Exercise material -
+-------+
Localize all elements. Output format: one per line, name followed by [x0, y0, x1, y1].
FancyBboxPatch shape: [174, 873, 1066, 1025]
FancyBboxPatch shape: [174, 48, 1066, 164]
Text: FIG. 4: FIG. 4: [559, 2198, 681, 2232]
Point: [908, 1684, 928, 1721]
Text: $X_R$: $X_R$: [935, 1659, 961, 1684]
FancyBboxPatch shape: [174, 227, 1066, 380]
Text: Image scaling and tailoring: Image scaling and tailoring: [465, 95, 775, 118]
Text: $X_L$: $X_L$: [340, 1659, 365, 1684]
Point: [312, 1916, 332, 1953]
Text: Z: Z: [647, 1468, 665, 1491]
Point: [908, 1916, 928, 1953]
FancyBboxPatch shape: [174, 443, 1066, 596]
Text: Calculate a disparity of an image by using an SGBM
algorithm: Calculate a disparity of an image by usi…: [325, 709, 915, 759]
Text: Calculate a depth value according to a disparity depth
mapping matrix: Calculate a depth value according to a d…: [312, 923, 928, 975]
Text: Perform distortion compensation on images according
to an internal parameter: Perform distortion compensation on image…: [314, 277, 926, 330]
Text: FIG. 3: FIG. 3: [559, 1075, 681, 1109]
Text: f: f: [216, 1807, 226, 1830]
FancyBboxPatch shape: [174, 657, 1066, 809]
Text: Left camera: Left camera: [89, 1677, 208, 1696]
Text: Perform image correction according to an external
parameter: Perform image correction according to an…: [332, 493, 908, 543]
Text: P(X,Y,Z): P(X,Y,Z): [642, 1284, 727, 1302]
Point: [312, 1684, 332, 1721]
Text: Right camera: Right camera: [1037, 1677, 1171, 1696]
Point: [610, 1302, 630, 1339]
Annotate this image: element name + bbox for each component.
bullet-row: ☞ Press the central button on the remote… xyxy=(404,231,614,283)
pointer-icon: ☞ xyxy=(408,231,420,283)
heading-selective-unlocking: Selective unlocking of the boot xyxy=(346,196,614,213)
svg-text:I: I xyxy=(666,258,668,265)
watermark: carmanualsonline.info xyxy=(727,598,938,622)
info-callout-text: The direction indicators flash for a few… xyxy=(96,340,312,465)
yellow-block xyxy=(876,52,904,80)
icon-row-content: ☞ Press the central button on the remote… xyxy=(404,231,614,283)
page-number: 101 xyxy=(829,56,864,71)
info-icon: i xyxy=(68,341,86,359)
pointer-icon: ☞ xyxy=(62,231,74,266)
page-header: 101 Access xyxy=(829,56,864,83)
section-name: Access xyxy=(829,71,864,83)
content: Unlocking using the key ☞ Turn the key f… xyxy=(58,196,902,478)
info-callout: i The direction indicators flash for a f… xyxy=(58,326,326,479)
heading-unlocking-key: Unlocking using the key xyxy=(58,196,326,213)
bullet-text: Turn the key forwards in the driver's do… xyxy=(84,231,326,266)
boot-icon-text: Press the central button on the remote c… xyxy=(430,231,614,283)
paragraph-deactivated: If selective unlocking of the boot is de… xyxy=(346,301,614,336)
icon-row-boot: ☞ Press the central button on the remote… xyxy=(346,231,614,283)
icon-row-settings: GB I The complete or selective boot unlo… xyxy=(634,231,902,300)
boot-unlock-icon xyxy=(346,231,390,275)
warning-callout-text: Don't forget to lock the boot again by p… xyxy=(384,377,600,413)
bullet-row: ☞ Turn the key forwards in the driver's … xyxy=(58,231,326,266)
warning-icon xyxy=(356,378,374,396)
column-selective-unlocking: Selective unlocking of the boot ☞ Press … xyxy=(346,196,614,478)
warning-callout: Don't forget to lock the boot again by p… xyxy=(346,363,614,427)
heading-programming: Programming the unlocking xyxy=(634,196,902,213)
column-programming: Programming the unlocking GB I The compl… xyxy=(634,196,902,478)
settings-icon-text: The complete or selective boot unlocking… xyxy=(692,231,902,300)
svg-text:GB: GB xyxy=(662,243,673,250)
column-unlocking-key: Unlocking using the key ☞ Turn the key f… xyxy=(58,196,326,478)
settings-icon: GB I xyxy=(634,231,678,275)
+-------+
Reproduce all of the rows above character for character, keeping every line in its original order.

Full response -
Localize all elements. Output format: one per line, name followed by [x0, y0, x1, y1].
FancyBboxPatch shape: [174, 873, 1066, 1025]
FancyBboxPatch shape: [174, 48, 1066, 164]
Text: FIG. 4: FIG. 4: [559, 2198, 681, 2232]
Point: [908, 1684, 928, 1721]
Text: $X_R$: $X_R$: [935, 1659, 961, 1684]
FancyBboxPatch shape: [174, 227, 1066, 380]
Text: Image scaling and tailoring: Image scaling and tailoring: [465, 95, 775, 118]
Text: $X_L$: $X_L$: [340, 1659, 365, 1684]
Point: [312, 1916, 332, 1953]
Text: Z: Z: [647, 1468, 665, 1491]
Point: [908, 1916, 928, 1953]
FancyBboxPatch shape: [174, 443, 1066, 596]
Text: Calculate a disparity of an image by using an SGBM
algorithm: Calculate a disparity of an image by usi…: [325, 709, 915, 759]
Text: Calculate a depth value according to a disparity depth
mapping matrix: Calculate a depth value according to a d…: [312, 923, 928, 975]
Text: Perform distortion compensation on images according
to an internal parameter: Perform distortion compensation on image…: [314, 277, 926, 330]
Text: FIG. 3: FIG. 3: [559, 1075, 681, 1109]
Text: f: f: [216, 1807, 226, 1830]
FancyBboxPatch shape: [174, 657, 1066, 809]
Text: Left camera: Left camera: [89, 1677, 208, 1696]
Text: Perform image correction according to an external
parameter: Perform image correction according to an…: [332, 493, 908, 543]
Text: P(X,Y,Z): P(X,Y,Z): [642, 1284, 727, 1302]
Point: [312, 1684, 332, 1721]
Text: Right camera: Right camera: [1037, 1677, 1171, 1696]
Point: [610, 1302, 630, 1339]
Annotate this image: element name + bbox for each component.
bullet-row: ☞ Press the central button on the remote… xyxy=(404,231,614,283)
pointer-icon: ☞ xyxy=(408,231,420,283)
heading-selective-unlocking: Selective unlocking of the boot xyxy=(346,196,614,213)
svg-text:I: I xyxy=(666,258,668,265)
watermark: carmanualsonline.info xyxy=(727,598,938,622)
info-callout-text: The direction indicators flash for a few… xyxy=(96,340,312,465)
yellow-block xyxy=(876,52,904,80)
icon-row-content: ☞ Press the central button on the remote… xyxy=(404,231,614,283)
page-number: 101 xyxy=(829,56,864,71)
info-icon: i xyxy=(68,341,86,359)
pointer-icon: ☞ xyxy=(62,231,74,266)
page-header: 101 Access xyxy=(829,56,864,83)
section-name: Access xyxy=(829,71,864,83)
content: Unlocking using the key ☞ Turn the key f… xyxy=(58,196,902,478)
info-callout: i The direction indicators flash for a f… xyxy=(58,326,326,479)
heading-unlocking-key: Unlocking using the key xyxy=(58,196,326,213)
bullet-text: Turn the key forwards in the driver's do… xyxy=(84,231,326,266)
boot-icon-text: Press the central button on the remote c… xyxy=(430,231,614,283)
paragraph-deactivated: If selective unlocking of the boot is de… xyxy=(346,301,614,336)
icon-row-boot: ☞ Press the central button on the remote… xyxy=(346,231,614,283)
icon-row-settings: GB I The complete or selective boot unlo… xyxy=(634,231,902,300)
boot-unlock-icon xyxy=(346,231,390,275)
warning-callout-text: Don't forget to lock the boot again by p… xyxy=(384,377,600,413)
bullet-row: ☞ Turn the key forwards in the driver's … xyxy=(58,231,326,266)
warning-icon xyxy=(356,378,374,396)
column-selective-unlocking: Selective unlocking of the boot ☞ Press … xyxy=(346,196,614,478)
warning-callout: Don't forget to lock the boot again by p… xyxy=(346,363,614,427)
heading-programming: Programming the unlocking xyxy=(634,196,902,213)
column-programming: Programming the unlocking GB I The compl… xyxy=(634,196,902,478)
settings-icon-text: The complete or selective boot unlocking… xyxy=(692,231,902,300)
svg-text:GB: GB xyxy=(662,243,673,250)
column-unlocking-key: Unlocking using the key ☞ Turn the key f… xyxy=(58,196,326,478)
settings-icon: GB I xyxy=(634,231,678,275)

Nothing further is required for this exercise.